— Start —

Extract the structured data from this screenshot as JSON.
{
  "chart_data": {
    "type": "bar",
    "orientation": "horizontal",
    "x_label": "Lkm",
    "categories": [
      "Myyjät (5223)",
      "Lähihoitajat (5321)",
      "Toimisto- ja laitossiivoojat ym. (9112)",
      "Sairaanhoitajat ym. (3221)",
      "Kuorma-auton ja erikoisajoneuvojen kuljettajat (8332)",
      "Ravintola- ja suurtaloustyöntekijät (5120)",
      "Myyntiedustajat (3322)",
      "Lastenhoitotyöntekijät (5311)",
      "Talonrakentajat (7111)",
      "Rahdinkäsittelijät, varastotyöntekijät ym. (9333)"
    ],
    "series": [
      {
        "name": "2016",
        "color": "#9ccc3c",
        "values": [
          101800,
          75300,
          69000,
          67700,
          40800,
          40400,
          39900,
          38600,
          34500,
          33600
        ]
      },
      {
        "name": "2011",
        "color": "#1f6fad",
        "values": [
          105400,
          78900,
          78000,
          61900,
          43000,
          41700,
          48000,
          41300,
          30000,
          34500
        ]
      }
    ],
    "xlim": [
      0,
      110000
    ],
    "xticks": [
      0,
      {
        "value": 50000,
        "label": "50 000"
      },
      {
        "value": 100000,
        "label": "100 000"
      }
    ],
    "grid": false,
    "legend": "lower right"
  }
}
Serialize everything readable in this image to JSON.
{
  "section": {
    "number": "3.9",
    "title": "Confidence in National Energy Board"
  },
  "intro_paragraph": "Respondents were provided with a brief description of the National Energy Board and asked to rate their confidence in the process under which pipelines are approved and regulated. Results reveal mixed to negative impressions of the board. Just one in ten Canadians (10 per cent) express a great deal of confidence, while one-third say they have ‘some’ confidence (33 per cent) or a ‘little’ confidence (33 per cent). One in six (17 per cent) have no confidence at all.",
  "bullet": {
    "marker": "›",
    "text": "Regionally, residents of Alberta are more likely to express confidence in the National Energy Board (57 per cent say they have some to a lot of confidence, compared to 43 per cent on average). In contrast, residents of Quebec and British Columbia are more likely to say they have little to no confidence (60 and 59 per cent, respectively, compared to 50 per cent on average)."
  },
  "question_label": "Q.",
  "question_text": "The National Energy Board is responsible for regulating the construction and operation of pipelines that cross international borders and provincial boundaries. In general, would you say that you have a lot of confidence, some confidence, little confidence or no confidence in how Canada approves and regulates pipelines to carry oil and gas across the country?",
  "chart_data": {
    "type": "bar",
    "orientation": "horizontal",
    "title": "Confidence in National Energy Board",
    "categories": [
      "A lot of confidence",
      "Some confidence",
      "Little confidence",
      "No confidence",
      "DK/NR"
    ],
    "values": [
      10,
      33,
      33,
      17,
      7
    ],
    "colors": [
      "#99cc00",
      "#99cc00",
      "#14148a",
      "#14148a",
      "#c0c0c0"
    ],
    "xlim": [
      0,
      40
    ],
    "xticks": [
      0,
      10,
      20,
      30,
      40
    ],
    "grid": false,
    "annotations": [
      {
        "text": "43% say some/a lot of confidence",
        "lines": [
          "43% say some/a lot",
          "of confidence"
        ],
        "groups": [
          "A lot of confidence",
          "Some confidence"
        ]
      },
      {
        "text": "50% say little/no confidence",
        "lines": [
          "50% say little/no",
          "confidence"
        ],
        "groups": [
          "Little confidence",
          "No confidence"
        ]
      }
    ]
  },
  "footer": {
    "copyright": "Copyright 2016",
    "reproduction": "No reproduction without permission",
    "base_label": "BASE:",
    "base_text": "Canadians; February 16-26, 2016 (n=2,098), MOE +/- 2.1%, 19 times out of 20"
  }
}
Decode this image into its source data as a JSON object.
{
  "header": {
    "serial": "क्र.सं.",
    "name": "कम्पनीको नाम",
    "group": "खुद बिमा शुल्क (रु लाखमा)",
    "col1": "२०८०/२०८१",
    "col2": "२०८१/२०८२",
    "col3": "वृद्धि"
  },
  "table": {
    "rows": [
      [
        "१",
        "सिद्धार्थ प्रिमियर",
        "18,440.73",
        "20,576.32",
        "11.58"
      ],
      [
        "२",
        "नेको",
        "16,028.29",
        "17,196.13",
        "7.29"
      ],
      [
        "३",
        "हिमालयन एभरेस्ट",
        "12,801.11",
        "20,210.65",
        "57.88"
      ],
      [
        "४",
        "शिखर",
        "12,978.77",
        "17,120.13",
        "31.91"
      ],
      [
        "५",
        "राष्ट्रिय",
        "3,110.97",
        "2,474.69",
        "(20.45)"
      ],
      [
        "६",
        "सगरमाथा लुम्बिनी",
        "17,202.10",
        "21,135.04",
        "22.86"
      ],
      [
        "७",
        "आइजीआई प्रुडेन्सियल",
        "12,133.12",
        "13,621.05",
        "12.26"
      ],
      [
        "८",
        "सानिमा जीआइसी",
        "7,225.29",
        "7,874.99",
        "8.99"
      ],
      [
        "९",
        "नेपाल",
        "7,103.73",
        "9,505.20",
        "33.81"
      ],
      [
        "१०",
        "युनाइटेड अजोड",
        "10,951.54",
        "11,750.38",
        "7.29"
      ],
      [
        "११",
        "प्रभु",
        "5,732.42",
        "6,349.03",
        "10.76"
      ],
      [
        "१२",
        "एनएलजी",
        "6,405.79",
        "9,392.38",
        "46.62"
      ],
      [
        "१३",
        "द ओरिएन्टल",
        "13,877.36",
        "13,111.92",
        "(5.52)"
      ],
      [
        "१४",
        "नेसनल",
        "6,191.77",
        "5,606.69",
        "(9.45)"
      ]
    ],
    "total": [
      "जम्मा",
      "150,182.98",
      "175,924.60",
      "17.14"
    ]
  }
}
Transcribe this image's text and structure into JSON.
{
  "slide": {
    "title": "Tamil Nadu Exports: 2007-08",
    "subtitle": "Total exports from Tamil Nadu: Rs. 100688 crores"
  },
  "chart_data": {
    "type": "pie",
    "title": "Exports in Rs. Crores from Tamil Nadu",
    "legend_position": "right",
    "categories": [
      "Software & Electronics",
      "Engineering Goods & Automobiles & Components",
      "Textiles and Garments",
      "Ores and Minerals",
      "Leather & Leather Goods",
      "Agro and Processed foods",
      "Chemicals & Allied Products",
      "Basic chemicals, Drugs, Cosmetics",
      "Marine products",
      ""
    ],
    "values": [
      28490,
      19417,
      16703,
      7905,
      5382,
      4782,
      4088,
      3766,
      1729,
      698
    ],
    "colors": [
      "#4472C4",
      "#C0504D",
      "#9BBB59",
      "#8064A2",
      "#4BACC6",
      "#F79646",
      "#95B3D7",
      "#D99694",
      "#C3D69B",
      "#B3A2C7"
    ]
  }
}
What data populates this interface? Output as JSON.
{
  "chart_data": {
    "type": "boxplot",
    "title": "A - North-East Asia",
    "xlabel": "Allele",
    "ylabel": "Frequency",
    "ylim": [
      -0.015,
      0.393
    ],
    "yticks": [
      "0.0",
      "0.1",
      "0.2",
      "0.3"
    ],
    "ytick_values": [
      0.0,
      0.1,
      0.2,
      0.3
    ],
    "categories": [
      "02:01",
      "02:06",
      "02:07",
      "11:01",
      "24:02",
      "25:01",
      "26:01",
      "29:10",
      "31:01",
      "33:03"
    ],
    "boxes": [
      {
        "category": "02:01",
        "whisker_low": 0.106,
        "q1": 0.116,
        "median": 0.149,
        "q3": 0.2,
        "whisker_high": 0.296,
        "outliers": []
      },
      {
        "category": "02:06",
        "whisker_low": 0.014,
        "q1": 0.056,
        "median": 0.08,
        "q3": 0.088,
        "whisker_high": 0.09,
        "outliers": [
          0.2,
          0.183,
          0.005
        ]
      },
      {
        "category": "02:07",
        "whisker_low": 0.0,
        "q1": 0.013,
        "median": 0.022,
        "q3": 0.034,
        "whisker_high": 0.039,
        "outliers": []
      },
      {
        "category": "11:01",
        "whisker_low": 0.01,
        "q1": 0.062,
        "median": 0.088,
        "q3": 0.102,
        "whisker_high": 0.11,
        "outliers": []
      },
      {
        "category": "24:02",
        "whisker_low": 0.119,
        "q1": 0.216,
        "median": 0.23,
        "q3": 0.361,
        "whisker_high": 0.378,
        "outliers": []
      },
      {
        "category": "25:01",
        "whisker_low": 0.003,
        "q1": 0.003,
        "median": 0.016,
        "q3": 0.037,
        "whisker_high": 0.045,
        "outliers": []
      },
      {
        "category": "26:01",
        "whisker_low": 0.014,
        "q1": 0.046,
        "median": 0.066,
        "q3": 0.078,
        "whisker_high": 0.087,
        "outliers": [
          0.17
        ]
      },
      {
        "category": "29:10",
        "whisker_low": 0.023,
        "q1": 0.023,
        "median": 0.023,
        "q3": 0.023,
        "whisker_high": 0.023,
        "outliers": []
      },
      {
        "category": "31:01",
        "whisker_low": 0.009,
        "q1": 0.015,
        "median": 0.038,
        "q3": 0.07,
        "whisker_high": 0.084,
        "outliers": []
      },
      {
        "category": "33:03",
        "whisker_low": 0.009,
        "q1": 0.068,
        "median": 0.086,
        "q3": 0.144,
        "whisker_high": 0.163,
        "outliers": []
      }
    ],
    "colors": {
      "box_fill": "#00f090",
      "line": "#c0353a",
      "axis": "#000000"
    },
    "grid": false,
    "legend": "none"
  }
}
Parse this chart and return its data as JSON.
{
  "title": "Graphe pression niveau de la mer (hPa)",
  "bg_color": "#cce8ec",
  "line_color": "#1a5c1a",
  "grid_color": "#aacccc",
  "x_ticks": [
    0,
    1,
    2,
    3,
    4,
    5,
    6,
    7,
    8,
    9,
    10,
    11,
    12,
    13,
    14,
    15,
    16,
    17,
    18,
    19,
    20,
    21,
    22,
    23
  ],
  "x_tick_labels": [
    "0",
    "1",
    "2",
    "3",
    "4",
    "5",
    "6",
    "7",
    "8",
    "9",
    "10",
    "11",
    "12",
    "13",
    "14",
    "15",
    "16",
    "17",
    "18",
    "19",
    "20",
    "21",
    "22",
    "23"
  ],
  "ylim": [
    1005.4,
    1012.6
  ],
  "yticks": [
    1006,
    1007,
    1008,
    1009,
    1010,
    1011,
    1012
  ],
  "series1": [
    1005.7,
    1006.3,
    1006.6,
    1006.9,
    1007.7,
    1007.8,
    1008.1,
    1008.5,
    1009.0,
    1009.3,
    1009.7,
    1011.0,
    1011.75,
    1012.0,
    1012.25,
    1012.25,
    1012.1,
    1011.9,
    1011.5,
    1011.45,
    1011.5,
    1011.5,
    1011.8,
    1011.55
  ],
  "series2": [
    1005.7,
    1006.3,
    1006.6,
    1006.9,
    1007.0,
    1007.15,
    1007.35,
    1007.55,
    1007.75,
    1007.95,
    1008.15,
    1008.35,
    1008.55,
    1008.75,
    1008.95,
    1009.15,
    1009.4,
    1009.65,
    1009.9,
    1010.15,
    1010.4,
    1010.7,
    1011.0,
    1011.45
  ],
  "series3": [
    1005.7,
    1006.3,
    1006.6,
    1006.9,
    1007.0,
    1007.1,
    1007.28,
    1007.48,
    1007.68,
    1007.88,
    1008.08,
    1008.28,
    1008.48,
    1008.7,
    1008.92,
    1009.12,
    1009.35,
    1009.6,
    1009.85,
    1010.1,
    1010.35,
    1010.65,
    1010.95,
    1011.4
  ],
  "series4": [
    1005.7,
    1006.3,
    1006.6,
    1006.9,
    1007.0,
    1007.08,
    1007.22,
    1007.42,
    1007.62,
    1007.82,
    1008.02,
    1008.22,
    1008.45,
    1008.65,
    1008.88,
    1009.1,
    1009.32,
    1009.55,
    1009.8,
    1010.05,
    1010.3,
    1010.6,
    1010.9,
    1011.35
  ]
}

— End —

Locate "Parse this chart and return its data as JSON." in the material, then quote the line that contains it and all lines after it through the final one.

Full output -
Parse this chart and return its data as JSON.
{
  "title": "Graphe pression niveau de la mer (hPa)",
  "bg_color": "#cce8ec",
  "line_color": "#1a5c1a",
  "grid_color": "#aacccc",
  "x_ticks": [
    0,
    1,
    2,
    3,
    4,
    5,
    6,
    7,
    8,
    9,
    10,
    11,
    12,
    13,
    14,
    15,
    16,
    17,
    18,
    19,
    20,
    21,
    22,
    23
  ],
  "x_tick_labels": [
    "0",
    "1",
    "2",
    "3",
    "4",
    "5",
    "6",
    "7",
    "8",
    "9",
    "10",
    "11",
    "12",
    "13",
    "14",
    "15",
    "16",
    "17",
    "18",
    "19",
    "20",
    "21",
    "22",
    "23"
  ],
  "ylim": [
    1005.4,
    1012.6
  ],
  "yticks": [
    1006,
    1007,
    1008,
    1009,
    1010,
    1011,
    1012
  ],
  "series1": [
    1005.7,
    1006.3,
    1006.6,
    1006.9,
    1007.7,
    1007.8,
    1008.1,
    1008.5,
    1009.0,
    1009.3,
    1009.7,
    1011.0,
    1011.75,
    1012.0,
    1012.25,
    1012.25,
    1012.1,
    1011.9,
    1011.5,
    1011.45,
    1011.5,
    1011.5,
    1011.8,
    1011.55
  ],
  "series2": [
    1005.7,
    1006.3,
    1006.6,
    1006.9,
    1007.0,
    1007.15,
    1007.35,
    1007.55,
    1007.75,
    1007.95,
    1008.15,
    1008.35,
    1008.55,
    1008.75,
    1008.95,
    1009.15,
    1009.4,
    1009.65,
    1009.9,
    1010.15,
    1010.4,
    1010.7,
    1011.0,
    1011.45
  ],
  "series3": [
    1005.7,
    1006.3,
    1006.6,
    1006.9,
    1007.0,
    1007.1,
    1007.28,
    1007.48,
    1007.68,
    1007.88,
    1008.08,
    1008.28,
    1008.48,
    1008.7,
    1008.92,
    1009.12,
    1009.35,
    1009.6,
    1009.85,
    1010.1,
    1010.35,
    1010.65,
    1010.95,
    1011.4
  ],
  "series4": [
    1005.7,
    1006.3,
    1006.6,
    1006.9,
    1007.0,
    1007.08,
    1007.22,
    1007.42,
    1007.62,
    1007.82,
    1008.02,
    1008.22,
    1008.45,
    1008.65,
    1008.88,
    1009.1,
    1009.32,
    1009.55,
    1009.8,
    1010.05,
    1010.3,
    1010.6,
    1010.9,
    1011.35
  ]
}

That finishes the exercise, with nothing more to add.